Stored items
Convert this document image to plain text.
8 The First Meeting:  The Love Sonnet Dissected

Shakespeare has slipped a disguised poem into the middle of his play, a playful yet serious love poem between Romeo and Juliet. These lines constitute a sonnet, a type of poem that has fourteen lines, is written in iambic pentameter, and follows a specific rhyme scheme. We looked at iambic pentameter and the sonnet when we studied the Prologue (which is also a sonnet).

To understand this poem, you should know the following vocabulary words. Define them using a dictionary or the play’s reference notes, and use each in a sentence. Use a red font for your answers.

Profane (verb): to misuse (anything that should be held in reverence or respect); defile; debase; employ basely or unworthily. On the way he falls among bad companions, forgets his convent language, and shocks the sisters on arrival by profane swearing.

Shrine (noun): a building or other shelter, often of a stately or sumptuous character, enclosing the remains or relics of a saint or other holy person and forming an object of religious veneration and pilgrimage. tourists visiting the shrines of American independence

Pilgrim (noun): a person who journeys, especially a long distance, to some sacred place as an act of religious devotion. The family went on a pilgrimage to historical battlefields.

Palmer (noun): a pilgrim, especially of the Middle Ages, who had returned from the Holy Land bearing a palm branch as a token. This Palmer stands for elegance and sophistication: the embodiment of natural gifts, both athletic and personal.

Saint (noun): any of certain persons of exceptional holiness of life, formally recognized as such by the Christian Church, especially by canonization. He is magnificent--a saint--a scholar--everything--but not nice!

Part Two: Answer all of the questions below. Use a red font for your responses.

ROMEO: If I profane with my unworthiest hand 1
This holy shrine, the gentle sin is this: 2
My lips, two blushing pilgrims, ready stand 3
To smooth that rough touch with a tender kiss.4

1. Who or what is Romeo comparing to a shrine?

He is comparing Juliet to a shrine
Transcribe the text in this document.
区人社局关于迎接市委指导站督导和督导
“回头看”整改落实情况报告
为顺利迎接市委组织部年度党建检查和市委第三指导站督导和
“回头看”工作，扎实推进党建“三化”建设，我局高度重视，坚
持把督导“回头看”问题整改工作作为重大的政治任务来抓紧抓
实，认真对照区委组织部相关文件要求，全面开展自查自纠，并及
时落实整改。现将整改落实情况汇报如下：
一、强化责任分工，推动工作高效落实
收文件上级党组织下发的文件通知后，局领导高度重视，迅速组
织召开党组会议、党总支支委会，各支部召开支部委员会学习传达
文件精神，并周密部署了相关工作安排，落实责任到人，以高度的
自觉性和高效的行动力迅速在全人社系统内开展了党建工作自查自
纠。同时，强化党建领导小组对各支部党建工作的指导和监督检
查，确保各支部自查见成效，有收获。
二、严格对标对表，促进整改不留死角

— Short task —
The answer is the number of lines in the preceding material that hold "Juliet"; write that number and nothing else.

— Completed task —
2